━━━ Material for the task ━━━

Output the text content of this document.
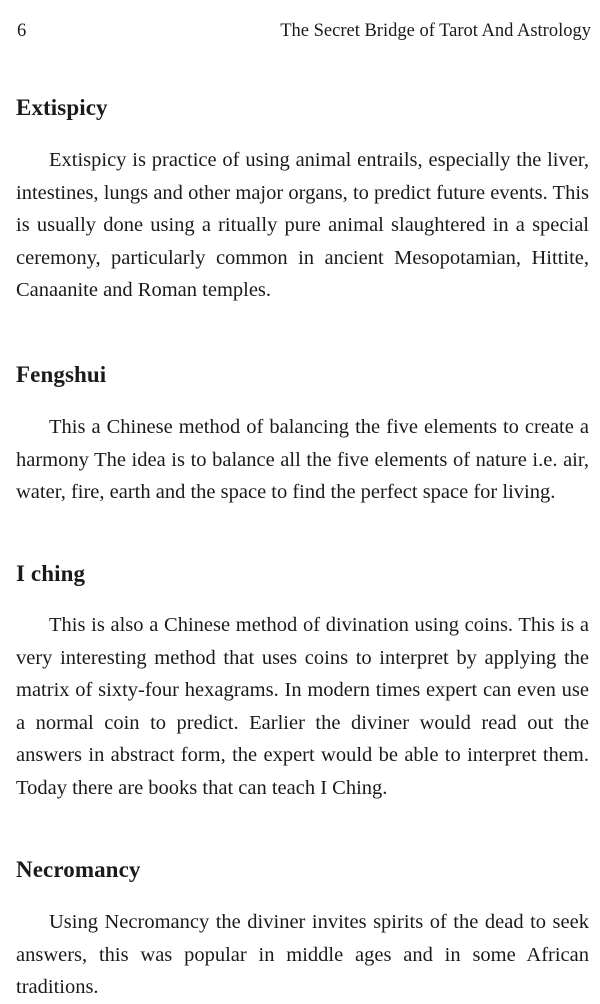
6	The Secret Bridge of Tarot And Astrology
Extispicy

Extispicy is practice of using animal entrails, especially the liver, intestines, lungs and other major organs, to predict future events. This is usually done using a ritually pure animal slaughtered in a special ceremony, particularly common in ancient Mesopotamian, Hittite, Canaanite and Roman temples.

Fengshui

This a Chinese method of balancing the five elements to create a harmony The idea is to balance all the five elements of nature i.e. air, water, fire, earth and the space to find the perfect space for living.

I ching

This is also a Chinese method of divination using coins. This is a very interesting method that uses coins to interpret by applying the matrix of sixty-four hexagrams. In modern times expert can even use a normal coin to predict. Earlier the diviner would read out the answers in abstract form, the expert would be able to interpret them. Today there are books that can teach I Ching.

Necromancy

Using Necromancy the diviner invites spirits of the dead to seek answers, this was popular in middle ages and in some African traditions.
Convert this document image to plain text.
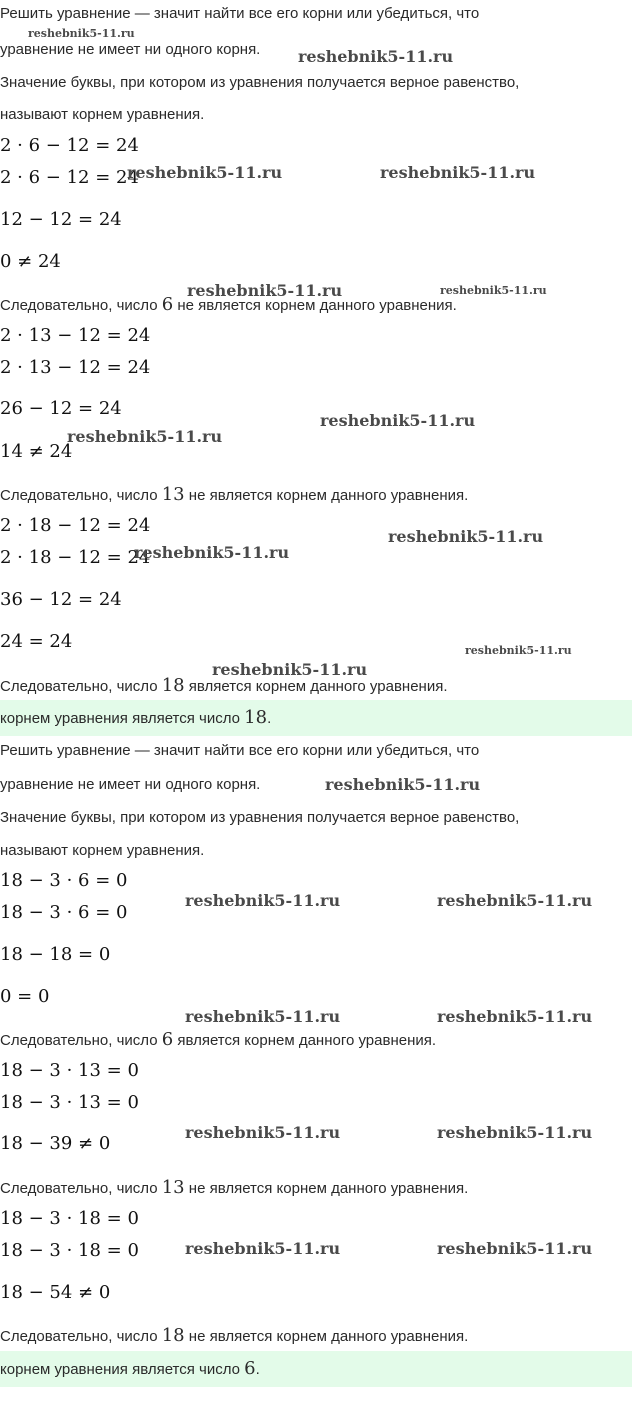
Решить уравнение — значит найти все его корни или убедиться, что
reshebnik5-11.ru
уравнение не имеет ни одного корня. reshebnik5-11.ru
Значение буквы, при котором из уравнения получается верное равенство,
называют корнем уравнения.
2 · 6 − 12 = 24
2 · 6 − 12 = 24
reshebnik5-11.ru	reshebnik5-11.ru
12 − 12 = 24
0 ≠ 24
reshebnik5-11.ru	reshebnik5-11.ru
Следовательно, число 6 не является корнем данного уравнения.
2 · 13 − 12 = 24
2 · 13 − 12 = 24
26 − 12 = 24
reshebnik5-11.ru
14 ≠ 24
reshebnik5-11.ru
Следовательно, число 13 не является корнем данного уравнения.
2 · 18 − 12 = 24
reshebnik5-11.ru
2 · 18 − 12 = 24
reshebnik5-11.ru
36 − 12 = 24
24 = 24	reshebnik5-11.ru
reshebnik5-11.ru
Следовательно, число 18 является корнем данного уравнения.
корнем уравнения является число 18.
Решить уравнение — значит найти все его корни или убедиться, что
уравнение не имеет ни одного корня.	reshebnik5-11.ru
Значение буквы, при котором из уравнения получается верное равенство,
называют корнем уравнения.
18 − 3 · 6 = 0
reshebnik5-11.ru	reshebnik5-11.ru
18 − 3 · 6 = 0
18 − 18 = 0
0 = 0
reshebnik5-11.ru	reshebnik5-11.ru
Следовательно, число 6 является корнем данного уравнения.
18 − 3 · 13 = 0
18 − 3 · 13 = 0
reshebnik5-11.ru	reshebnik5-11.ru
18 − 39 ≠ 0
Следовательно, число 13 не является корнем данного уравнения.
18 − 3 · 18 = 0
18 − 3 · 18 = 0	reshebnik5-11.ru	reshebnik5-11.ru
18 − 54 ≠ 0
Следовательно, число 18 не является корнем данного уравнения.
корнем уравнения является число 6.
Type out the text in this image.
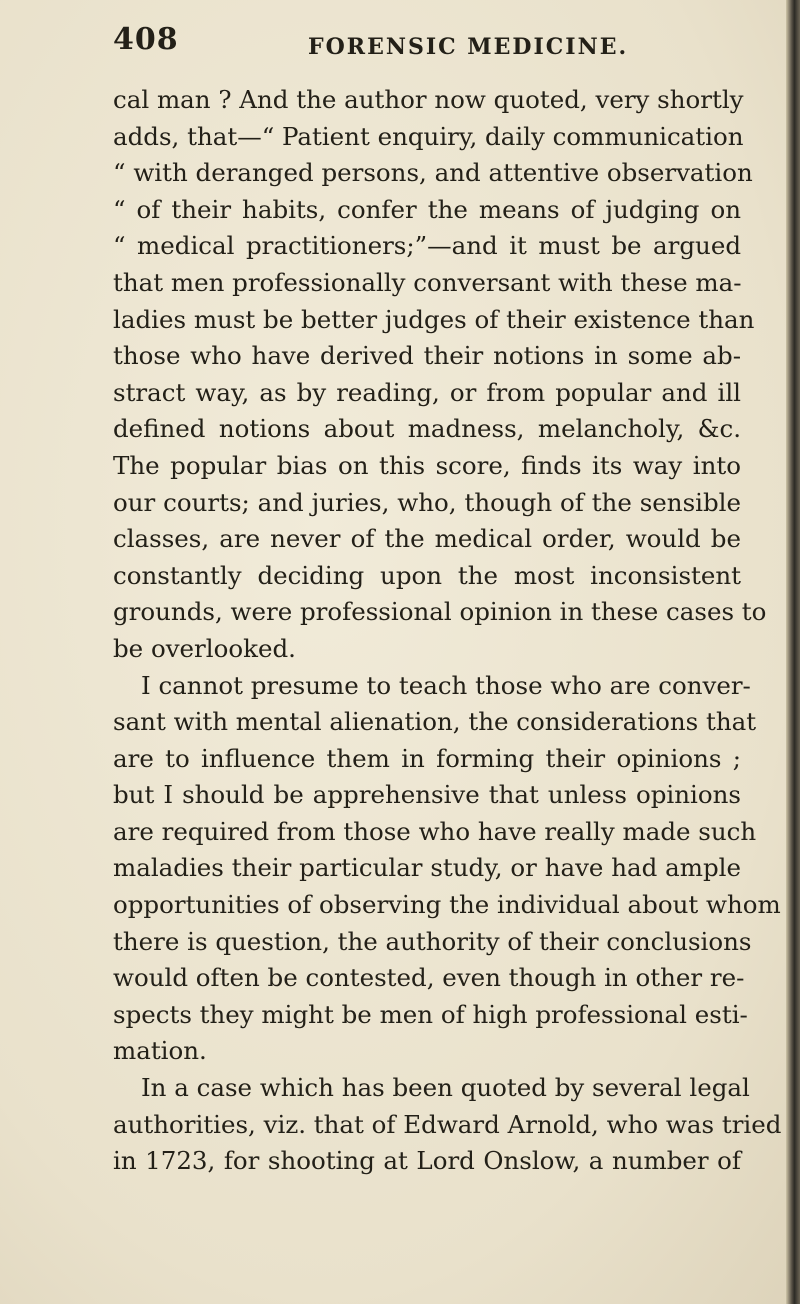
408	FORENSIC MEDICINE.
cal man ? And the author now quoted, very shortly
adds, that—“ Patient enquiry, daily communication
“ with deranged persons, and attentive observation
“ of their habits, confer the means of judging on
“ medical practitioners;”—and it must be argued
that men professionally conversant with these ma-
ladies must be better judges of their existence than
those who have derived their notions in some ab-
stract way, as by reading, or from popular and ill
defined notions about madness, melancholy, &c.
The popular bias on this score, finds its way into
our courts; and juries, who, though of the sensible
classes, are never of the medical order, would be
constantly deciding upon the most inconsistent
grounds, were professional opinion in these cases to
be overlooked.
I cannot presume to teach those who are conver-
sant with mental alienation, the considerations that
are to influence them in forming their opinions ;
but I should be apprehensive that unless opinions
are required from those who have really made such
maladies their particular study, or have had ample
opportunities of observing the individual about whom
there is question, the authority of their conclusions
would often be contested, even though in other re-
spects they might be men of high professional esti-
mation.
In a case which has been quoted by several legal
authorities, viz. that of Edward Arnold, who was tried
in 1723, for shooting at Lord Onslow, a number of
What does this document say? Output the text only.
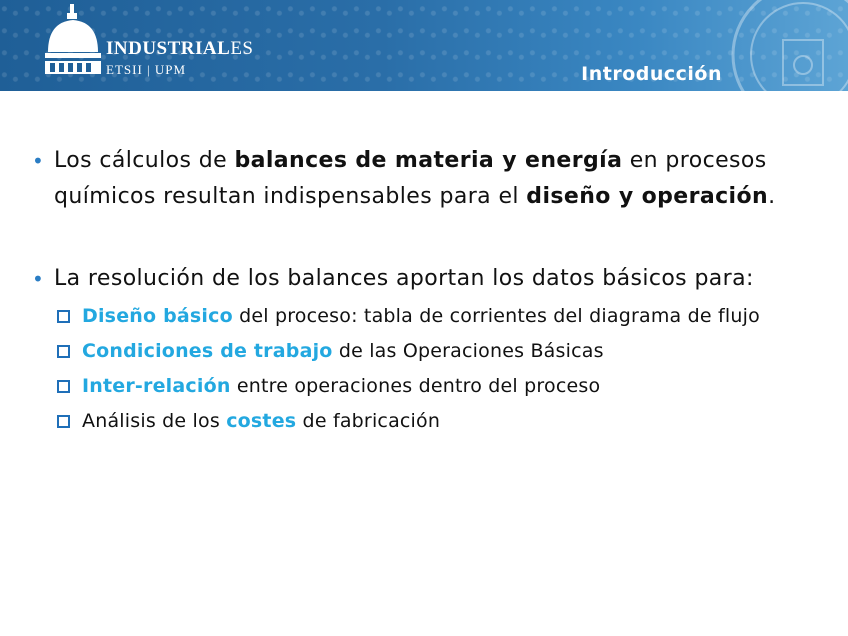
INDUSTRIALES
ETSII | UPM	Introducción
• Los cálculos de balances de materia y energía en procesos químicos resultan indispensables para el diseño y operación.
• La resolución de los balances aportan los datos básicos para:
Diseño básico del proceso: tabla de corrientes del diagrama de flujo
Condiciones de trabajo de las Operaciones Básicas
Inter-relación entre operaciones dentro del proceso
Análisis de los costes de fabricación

━━━

Job. Exclude all images and restate the records above word for word.

Task answer.
Output the text content of this document.
6	The Secret Bridge of Tarot And Astrology
Extispicy

Extispicy is practice of using animal entrails, especially the liver, intestines, lungs and other major organs, to predict future events. This is usually done using a ritually pure animal slaughtered in a special ceremony, particularly common in ancient Mesopotamian, Hittite, Canaanite and Roman temples.

Fengshui

This a Chinese method of balancing the five elements to create a harmony The idea is to balance all the five elements of nature i.e. air, water, fire, earth and the space to find the perfect space for living.

I ching

This is also a Chinese method of divination using coins. This is a very interesting method that uses coins to interpret by applying the matrix of sixty-four hexagrams. In modern times expert can even use a normal coin to predict. Earlier the diviner would read out the answers in abstract form, the expert would be able to interpret them. Today there are books that can teach I Ching.

Necromancy

Using Necromancy the diviner invites spirits of the dead to seek answers, this was popular in middle ages and in some African traditions.
Convert this document image to plain text.
Решить уравнение — значит найти все его корни или убедиться, что
reshebnik5-11.ru
уравнение не имеет ни одного корня. reshebnik5-11.ru
Значение буквы, при котором из уравнения получается верное равенство,
называют корнем уравнения.
2 · 6 − 12 = 24
2 · 6 − 12 = 24
reshebnik5-11.ru	reshebnik5-11.ru
12 − 12 = 24
0 ≠ 24
reshebnik5-11.ru	reshebnik5-11.ru
Следовательно, число 6 не является корнем данного уравнения.
2 · 13 − 12 = 24
2 · 13 − 12 = 24
26 − 12 = 24
reshebnik5-11.ru
14 ≠ 24
reshebnik5-11.ru
Следовательно, число 13 не является корнем данного уравнения.
2 · 18 − 12 = 24
reshebnik5-11.ru
2 · 18 − 12 = 24
reshebnik5-11.ru
36 − 12 = 24
24 = 24	reshebnik5-11.ru
reshebnik5-11.ru
Следовательно, число 18 является корнем данного уравнения.
корнем уравнения является число 18.
Решить уравнение — значит найти все его корни или убедиться, что
уравнение не имеет ни одного корня.	reshebnik5-11.ru
Значение буквы, при котором из уравнения получается верное равенство,
называют корнем уравнения.
18 − 3 · 6 = 0
reshebnik5-11.ru	reshebnik5-11.ru
18 − 3 · 6 = 0
18 − 18 = 0
0 = 0
reshebnik5-11.ru	reshebnik5-11.ru
Следовательно, число 6 является корнем данного уравнения.
18 − 3 · 13 = 0
18 − 3 · 13 = 0
reshebnik5-11.ru	reshebnik5-11.ru
18 − 39 ≠ 0
Следовательно, число 13 не является корнем данного уравнения.
18 − 3 · 18 = 0
18 − 3 · 18 = 0	reshebnik5-11.ru	reshebnik5-11.ru
18 − 54 ≠ 0
Следовательно, число 18 не является корнем данного уравнения.
корнем уравнения является число 6.
Type out the text in this image.
408	FORENSIC MEDICINE.
cal man ? And the author now quoted, very shortly
adds, that—“ Patient enquiry, daily communication
“ with deranged persons, and attentive observation
“ of their habits, confer the means of judging on
“ medical practitioners;”—and it must be argued
that men professionally conversant with these ma-
ladies must be better judges of their existence than
those who have derived their notions in some ab-
stract way, as by reading, or from popular and ill
defined notions about madness, melancholy, &c.
The popular bias on this score, finds its way into
our courts; and juries, who, though of the sensible
classes, are never of the medical order, would be
constantly deciding upon the most inconsistent
grounds, were professional opinion in these cases to
be overlooked.
I cannot presume to teach those who are conver-
sant with mental alienation, the considerations that
are to influence them in forming their opinions ;
but I should be apprehensive that unless opinions
are required from those who have really made such
maladies their particular study, or have had ample
opportunities of observing the individual about whom
there is question, the authority of their conclusions
would often be contested, even though in other re-
spects they might be men of high professional esti-
mation.
In a case which has been quoted by several legal
authorities, viz. that of Edward Arnold, who was tried
in 1723, for shooting at Lord Onslow, a number of
What does this document say? Output the text only.
INDUSTRIALES
ETSII | UPM	Introducción
• Los cálculos de balances de materia y energía en procesos químicos resultan indispensables para el diseño y operación.
• La resolución de los balances aportan los datos básicos para:
Diseño básico del proceso: tabla de corrientes del diagrama de flujo
Condiciones de trabajo de las Operaciones Básicas
Inter-relación entre operaciones dentro del proceso
Análisis de los costes de fabricación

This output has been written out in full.